▸ Problem
Transcribe these lines word for word, omitting the pictures from your answer.

[Element region listings]
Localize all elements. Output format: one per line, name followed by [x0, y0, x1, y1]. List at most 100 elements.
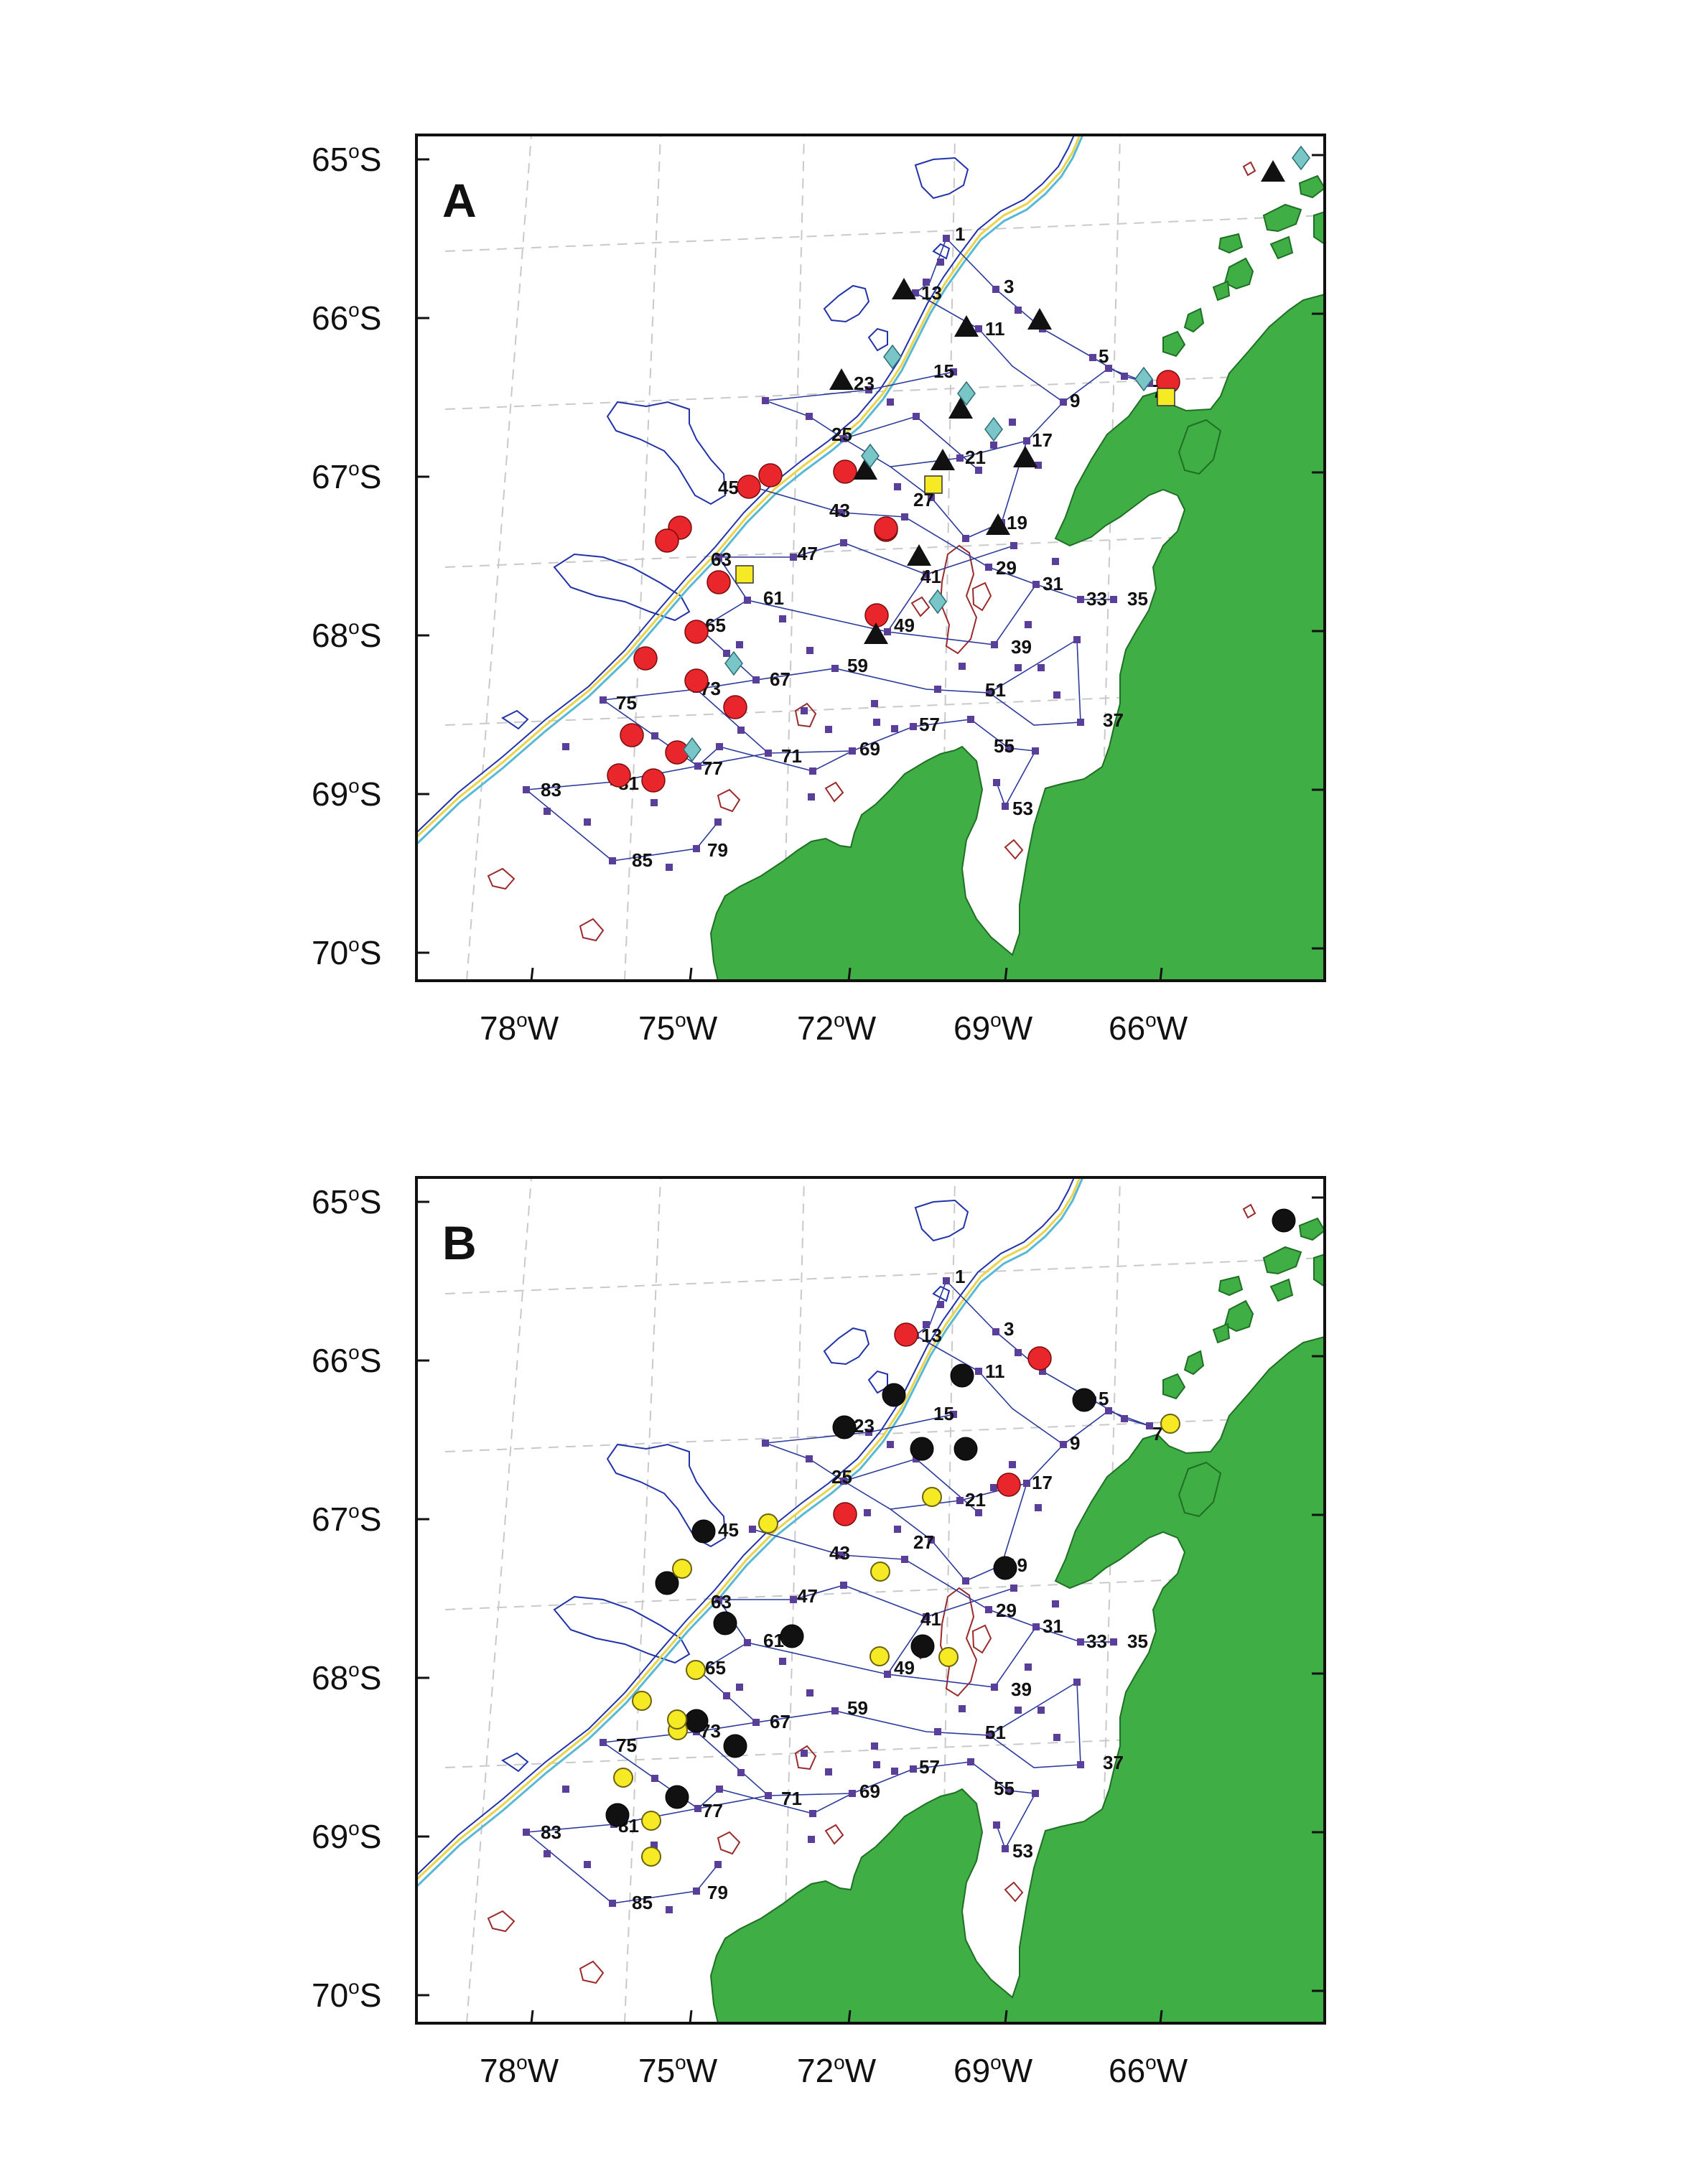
track-line [602, 689, 697, 701]
station-label: 57 [919, 1756, 940, 1778]
tick-hemisphere: S [360, 934, 382, 971]
depth-contour-red [971, 582, 992, 612]
depth-contour-blue [553, 1595, 691, 1664]
latitude-tick-label: 65oS [312, 1182, 381, 1221]
red-circle-marker [997, 1473, 1021, 1497]
station-label: 55 [994, 735, 1015, 757]
tick-hemisphere: S [360, 775, 382, 813]
longitude-tick [1159, 2010, 1163, 2024]
station-point [1060, 398, 1067, 406]
tick-hemisphere: S [360, 141, 382, 178]
depth-contour-blue [553, 553, 691, 622]
station-point [937, 258, 944, 266]
station-label: 35 [1127, 1630, 1148, 1652]
longitude-tick [847, 2010, 852, 2024]
station-point [1032, 581, 1040, 588]
panel-a-map: 1357911131517192123252729313335373941434… [312, 134, 1326, 1047]
track-line [996, 782, 1006, 807]
station-point [806, 647, 813, 654]
cyan-diamond-marker [724, 650, 743, 676]
station-point [1121, 373, 1128, 380]
degree-symbol: o [348, 1500, 360, 1522]
longitude-tick [530, 967, 534, 981]
latitude-tick-label: 65oS [312, 140, 381, 178]
tick-degrees: 70 [312, 1977, 348, 2014]
tick-degrees: 66 [1109, 2052, 1145, 2089]
degree-symbol: o [516, 2051, 528, 2073]
cyan-diamond-marker [984, 416, 1003, 442]
track-line [697, 746, 853, 772]
station-label: 13 [921, 1325, 942, 1346]
graticule-line [624, 1177, 661, 2023]
tick-degrees: 72 [797, 1009, 834, 1047]
station-label: 41 [920, 566, 941, 587]
red-circle-marker [1027, 1346, 1052, 1371]
station-point [985, 1606, 992, 1613]
station-label: 69 [859, 1781, 880, 1802]
red-circle-marker [684, 620, 709, 644]
depth-contour-blue [823, 284, 870, 323]
black-triangle-marker [1027, 308, 1052, 330]
track-line [1004, 750, 1036, 807]
latitude-tick-label: 70oS [312, 1976, 381, 2014]
tick-degrees: 67 [312, 1501, 348, 1538]
tick-degrees: 75 [638, 1009, 675, 1047]
land-polygon [1162, 330, 1186, 358]
station-point [1077, 1761, 1084, 1768]
depth-contour-red [1242, 161, 1256, 177]
bathymetry-contours [416, 1177, 1256, 1984]
tick-degrees: 66 [1109, 1009, 1145, 1047]
track-line [699, 628, 1078, 694]
longitude-tick [1159, 967, 1163, 981]
tick-degrees: 69 [953, 2052, 990, 2089]
station-label: 7 [1152, 1423, 1162, 1445]
station-point [950, 1411, 957, 1418]
station-point [1015, 1707, 1022, 1714]
depth-contour-blue [501, 1752, 529, 1773]
station-point [716, 743, 723, 750]
station-point [779, 615, 786, 622]
shelf-break-line [416, 135, 1081, 839]
degree-symbol: o [348, 1817, 360, 1839]
station-point [894, 483, 901, 490]
station-label: 49 [894, 1657, 915, 1679]
station-label: 1 [955, 1266, 965, 1287]
depth-contour-red [824, 781, 844, 803]
station-point [1121, 1415, 1128, 1422]
tick-degrees: 66 [312, 1342, 348, 1379]
station-label: 41 [920, 1608, 941, 1630]
station-point [1039, 1368, 1046, 1375]
station-point [651, 1842, 658, 1849]
station-point [884, 1671, 891, 1678]
land-polygon [1269, 235, 1294, 260]
black-triangle-marker [829, 368, 854, 390]
red-circle-marker [833, 459, 857, 484]
station-point [993, 779, 1000, 786]
station-label: 59 [847, 655, 868, 676]
station-point [714, 818, 722, 826]
station-point [840, 1582, 847, 1589]
station-label: 9 [1070, 1432, 1080, 1454]
station-label: 61 [763, 587, 784, 609]
station-label: 59 [847, 1697, 868, 1719]
station-point [923, 1613, 930, 1620]
longitude-axis: 78oW 75oW 72oW 69oW 66oW [480, 967, 1188, 1047]
tick-hemisphere: S [360, 299, 382, 337]
track-line [1076, 1681, 1081, 1765]
station-point [967, 1758, 974, 1765]
station-label: 3 [1004, 1318, 1014, 1340]
red-circle-marker [894, 1322, 918, 1347]
station-point [808, 793, 815, 801]
station-point [990, 1484, 997, 1491]
track-line [699, 599, 748, 630]
longitude-tick [847, 967, 852, 981]
station-point [1009, 419, 1016, 426]
black-triangle-marker [1013, 446, 1037, 467]
station-label: 45 [718, 1519, 739, 1541]
red-circle-marker [684, 668, 709, 693]
station-point [901, 1556, 908, 1563]
station-label: 51 [985, 679, 1006, 701]
cyan-diamond-marker [928, 589, 947, 615]
yellow-circle-marker [938, 1647, 959, 1667]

▸ Result for this exercise
Localize all elements. Output format: one per line, name followed by [x0, y0, x1, y1]. List at most 100 elements.
track-line [602, 689, 697, 701]
station-label: 57 [919, 1756, 940, 1778]
tick-hemisphere: S [360, 934, 382, 971]
depth-contour-red [971, 582, 992, 612]
depth-contour-blue [553, 1595, 691, 1664]
latitude-tick-label: 65oS [312, 1182, 381, 1221]
red-circle-marker [997, 1473, 1021, 1497]
station-label: 55 [994, 735, 1015, 757]
tick-hemisphere: S [360, 775, 382, 813]
longitude-tick [1159, 2010, 1163, 2024]
station-point [1060, 398, 1067, 406]
tick-hemisphere: S [360, 141, 382, 178]
depth-contour-blue [553, 553, 691, 622]
station-point [937, 258, 944, 266]
station-label: 35 [1127, 1630, 1148, 1652]
longitude-tick [847, 2010, 852, 2024]
station-point [1032, 581, 1040, 588]
panel-a-map: 1357911131517192123252729313335373941434… [312, 134, 1326, 1047]
track-line [996, 782, 1006, 807]
station-point [806, 647, 813, 654]
cyan-diamond-marker [724, 650, 743, 676]
station-point [1121, 373, 1128, 380]
degree-symbol: o [348, 1500, 360, 1522]
longitude-tick [530, 967, 534, 981]
latitude-tick-label: 65oS [312, 140, 381, 178]
tick-degrees: 70 [312, 1977, 348, 2014]
tick-degrees: 66 [1109, 2052, 1145, 2089]
degree-symbol: o [516, 2051, 528, 2073]
cyan-diamond-marker [984, 416, 1003, 442]
track-line [697, 746, 853, 772]
station-label: 13 [921, 1325, 942, 1346]
graticule-line [624, 1177, 661, 2023]
tick-degrees: 72 [797, 1009, 834, 1047]
station-label: 41 [920, 566, 941, 587]
red-circle-marker [1027, 1346, 1052, 1371]
station-point [985, 1606, 992, 1613]
station-label: 69 [859, 1781, 880, 1802]
red-circle-marker [684, 620, 709, 644]
depth-contour-blue [823, 284, 870, 323]
black-triangle-marker [1027, 308, 1052, 330]
track-line [1004, 750, 1036, 807]
latitude-tick-label: 70oS [312, 1976, 381, 2014]
tick-degrees: 67 [312, 1501, 348, 1538]
tick-degrees: 75 [638, 1009, 675, 1047]
land-polygon [1162, 330, 1186, 358]
station-point [1077, 1761, 1084, 1768]
depth-contour-red [1242, 161, 1256, 177]
bathymetry-contours [416, 1177, 1256, 1984]
tick-degrees: 66 [1109, 1009, 1145, 1047]
track-line [699, 628, 1078, 694]
longitude-tick [1159, 967, 1163, 981]
tick-degrees: 69 [953, 2052, 990, 2089]
station-label: 7 [1152, 1423, 1162, 1445]
station-point [950, 1411, 957, 1418]
station-point [1015, 1707, 1022, 1714]
depth-contour-blue [501, 1752, 529, 1773]
station-point [716, 743, 723, 750]
station-point [779, 615, 786, 622]
shelf-break-line [416, 135, 1081, 839]
degree-symbol: o [348, 1817, 360, 1839]
station-point [894, 483, 901, 490]
station-label: 49 [894, 1657, 915, 1679]
station-label: 1 [955, 1266, 965, 1287]
depth-contour-red [824, 781, 844, 803]
station-point [1121, 1415, 1128, 1422]
tick-degrees: 66 [312, 1342, 348, 1379]
station-label: 41 [920, 1608, 941, 1630]
station-point [1039, 1368, 1046, 1375]
station-point [651, 1842, 658, 1849]
station-point [884, 1671, 891, 1678]
land-polygon [1269, 235, 1294, 260]
black-triangle-marker [829, 368, 854, 390]
red-circle-marker [833, 459, 857, 484]
station-point [993, 779, 1000, 786]
station-label: 59 [847, 655, 868, 676]
station-point [714, 818, 722, 826]
station-point [840, 1582, 847, 1589]
station-label: 9 [1070, 1432, 1080, 1454]
station-label: 61 [763, 587, 784, 609]
station-label: 59 [847, 1697, 868, 1719]
station-point [923, 1613, 930, 1620]
longitude-axis: 78oW 75oW 72oW 69oW 66oW [480, 967, 1188, 1047]
tick-hemisphere: S [360, 299, 382, 337]
track-line [1076, 1681, 1081, 1765]
station-point [967, 1758, 974, 1765]
station-label: 3 [1004, 1318, 1014, 1340]
red-circle-marker [894, 1322, 918, 1347]
station-point [808, 793, 815, 801]
station-point [990, 1484, 997, 1491]
track-line [699, 599, 748, 630]
longitude-tick [847, 967, 852, 981]
station-point [1009, 419, 1016, 426]
black-triangle-marker [1013, 446, 1037, 467]
station-label: 45 [718, 1519, 739, 1541]
red-circle-marker [684, 668, 709, 693]
station-point [901, 1556, 908, 1563]
station-label: 51 [985, 679, 1006, 701]
cyan-diamond-marker [928, 589, 947, 615]
yellow-circle-marker [938, 1647, 959, 1667]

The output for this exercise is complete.